▶ _EXERCISE DESCRIPTION_: In the material below, find all lines with the string "content" and copy them.

▶ _INFORMATION SHOWN_:

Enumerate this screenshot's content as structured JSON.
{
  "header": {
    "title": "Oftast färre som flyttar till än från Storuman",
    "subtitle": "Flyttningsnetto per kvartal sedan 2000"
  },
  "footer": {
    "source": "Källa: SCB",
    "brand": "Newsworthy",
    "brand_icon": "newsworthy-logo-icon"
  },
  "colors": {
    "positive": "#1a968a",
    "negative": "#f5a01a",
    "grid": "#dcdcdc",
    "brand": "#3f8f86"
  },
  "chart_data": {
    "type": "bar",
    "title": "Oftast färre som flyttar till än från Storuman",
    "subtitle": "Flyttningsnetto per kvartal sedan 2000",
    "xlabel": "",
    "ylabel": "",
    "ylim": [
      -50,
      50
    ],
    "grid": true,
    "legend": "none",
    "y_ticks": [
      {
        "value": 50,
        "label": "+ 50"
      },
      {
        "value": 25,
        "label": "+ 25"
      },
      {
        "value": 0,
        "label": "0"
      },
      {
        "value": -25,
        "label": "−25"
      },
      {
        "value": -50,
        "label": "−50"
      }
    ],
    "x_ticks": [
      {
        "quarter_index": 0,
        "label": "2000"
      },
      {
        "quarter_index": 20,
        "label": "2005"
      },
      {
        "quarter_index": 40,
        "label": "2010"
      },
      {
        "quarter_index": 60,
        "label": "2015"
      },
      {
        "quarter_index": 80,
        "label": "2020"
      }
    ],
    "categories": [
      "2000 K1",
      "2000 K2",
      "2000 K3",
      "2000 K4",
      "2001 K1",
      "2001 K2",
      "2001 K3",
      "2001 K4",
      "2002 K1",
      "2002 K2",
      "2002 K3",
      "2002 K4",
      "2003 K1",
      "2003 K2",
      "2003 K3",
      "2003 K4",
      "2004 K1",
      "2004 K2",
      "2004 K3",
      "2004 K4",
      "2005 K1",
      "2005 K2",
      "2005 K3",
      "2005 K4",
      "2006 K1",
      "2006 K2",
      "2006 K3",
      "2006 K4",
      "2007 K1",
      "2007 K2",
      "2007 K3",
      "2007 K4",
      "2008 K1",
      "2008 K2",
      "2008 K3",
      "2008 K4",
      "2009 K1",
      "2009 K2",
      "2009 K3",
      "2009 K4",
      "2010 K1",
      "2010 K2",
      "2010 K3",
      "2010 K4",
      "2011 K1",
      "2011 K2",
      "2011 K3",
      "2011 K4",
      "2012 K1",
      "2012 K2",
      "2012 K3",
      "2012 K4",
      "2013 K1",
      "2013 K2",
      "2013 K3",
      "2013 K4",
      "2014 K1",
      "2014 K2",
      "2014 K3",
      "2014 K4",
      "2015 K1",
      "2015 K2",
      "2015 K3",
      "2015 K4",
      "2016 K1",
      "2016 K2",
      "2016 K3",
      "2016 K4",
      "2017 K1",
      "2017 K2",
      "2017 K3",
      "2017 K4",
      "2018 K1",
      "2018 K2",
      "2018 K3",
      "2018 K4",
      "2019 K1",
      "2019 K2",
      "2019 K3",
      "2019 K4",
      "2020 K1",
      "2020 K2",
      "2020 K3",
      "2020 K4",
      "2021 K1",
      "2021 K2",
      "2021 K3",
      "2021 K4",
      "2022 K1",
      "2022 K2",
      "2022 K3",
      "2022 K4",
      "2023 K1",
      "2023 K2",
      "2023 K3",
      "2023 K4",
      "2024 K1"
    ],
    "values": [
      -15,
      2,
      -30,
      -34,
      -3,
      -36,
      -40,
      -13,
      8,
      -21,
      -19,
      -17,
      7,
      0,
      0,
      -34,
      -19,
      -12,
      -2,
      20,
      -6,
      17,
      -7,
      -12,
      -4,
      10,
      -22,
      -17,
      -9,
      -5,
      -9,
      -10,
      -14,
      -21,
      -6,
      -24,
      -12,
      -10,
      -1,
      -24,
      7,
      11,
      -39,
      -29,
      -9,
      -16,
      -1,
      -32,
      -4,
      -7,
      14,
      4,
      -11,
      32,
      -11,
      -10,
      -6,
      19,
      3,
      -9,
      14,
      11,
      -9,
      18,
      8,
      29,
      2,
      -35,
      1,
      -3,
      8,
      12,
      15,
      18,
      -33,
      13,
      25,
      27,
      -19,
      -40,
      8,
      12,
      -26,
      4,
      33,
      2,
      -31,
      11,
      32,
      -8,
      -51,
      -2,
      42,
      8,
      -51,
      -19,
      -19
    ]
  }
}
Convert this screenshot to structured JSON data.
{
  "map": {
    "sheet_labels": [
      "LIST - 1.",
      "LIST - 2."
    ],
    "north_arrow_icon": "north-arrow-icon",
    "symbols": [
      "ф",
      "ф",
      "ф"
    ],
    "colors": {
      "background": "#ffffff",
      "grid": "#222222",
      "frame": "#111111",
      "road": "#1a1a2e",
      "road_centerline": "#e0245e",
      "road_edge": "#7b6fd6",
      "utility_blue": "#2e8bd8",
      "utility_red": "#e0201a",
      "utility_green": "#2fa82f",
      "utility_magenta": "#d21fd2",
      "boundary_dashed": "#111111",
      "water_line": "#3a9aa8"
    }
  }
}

==

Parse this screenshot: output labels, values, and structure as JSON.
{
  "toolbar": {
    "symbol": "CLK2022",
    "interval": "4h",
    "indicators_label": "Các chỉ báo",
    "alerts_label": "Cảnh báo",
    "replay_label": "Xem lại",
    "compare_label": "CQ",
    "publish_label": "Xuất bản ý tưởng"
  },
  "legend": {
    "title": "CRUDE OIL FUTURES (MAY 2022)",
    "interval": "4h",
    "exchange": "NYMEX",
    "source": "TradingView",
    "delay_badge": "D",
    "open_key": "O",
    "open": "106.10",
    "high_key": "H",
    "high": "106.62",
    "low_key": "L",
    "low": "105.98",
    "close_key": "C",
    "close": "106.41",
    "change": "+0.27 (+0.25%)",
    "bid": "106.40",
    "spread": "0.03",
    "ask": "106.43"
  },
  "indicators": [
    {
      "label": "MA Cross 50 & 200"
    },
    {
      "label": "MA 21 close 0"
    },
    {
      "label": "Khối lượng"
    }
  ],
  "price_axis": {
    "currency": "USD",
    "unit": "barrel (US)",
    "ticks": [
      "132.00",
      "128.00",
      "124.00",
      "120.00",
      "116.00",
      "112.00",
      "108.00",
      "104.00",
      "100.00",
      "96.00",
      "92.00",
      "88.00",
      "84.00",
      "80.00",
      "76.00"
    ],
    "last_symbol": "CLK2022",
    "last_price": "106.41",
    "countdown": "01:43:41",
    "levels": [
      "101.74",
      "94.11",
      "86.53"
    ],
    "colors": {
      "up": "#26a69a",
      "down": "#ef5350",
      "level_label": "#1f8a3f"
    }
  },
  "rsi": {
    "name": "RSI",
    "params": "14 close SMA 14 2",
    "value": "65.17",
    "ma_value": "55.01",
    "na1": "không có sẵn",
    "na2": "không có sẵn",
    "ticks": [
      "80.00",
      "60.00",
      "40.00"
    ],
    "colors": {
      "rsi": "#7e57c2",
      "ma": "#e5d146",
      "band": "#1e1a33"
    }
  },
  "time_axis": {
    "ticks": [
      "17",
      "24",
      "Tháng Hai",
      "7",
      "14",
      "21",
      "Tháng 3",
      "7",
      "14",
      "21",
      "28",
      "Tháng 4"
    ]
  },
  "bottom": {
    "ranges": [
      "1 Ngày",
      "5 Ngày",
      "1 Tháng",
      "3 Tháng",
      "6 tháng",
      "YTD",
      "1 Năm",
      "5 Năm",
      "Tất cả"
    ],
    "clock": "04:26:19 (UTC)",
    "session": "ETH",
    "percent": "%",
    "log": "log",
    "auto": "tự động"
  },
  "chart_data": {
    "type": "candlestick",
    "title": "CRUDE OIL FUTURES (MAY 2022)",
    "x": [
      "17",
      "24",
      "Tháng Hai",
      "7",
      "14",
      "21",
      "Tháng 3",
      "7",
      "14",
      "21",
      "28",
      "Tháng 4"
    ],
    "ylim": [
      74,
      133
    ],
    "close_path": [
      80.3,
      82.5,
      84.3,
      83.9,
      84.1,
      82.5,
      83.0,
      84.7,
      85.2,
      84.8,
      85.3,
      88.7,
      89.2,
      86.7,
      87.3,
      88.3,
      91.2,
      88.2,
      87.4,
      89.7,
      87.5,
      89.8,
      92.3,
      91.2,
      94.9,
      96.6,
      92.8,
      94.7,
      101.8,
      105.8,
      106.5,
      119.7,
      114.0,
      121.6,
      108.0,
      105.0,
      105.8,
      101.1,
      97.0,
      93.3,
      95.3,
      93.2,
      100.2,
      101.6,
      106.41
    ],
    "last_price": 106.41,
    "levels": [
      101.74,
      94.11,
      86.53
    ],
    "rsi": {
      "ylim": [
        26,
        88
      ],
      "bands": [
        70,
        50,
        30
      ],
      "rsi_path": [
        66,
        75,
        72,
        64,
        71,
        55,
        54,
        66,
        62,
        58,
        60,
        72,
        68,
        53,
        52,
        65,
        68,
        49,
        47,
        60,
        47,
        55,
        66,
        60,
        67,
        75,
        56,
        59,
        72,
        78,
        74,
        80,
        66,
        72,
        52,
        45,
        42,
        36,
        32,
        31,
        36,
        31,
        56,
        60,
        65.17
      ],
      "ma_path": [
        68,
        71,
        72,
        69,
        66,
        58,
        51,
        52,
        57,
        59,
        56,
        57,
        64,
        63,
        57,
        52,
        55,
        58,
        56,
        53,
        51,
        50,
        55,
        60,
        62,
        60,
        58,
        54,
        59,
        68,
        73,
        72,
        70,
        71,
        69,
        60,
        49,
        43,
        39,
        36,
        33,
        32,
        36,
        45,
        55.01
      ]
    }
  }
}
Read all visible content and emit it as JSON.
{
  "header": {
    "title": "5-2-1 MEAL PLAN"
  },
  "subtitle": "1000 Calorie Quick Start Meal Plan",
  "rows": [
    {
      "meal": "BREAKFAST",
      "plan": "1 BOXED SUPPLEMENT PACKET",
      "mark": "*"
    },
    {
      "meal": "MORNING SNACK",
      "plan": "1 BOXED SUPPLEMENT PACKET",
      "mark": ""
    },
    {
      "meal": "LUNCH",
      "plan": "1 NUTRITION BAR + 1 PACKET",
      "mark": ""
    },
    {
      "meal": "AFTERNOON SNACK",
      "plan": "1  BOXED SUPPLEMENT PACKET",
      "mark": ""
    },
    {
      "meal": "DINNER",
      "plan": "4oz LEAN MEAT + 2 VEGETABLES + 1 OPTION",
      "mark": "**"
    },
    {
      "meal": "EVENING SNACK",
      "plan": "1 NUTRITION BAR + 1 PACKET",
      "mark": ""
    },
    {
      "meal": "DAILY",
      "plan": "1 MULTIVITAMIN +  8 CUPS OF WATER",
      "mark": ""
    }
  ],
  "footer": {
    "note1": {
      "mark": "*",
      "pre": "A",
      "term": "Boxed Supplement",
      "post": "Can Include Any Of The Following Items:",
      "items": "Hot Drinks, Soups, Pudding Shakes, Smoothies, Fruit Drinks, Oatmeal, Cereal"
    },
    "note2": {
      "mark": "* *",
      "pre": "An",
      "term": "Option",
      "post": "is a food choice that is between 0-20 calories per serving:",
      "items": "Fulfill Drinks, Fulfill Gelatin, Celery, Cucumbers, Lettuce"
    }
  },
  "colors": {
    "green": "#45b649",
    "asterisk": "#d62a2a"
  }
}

▶ _RESPONSE TO THIS TASK_:
Enumerate this screenshot's content as structured JSON.
Read all visible content and emit it as JSON.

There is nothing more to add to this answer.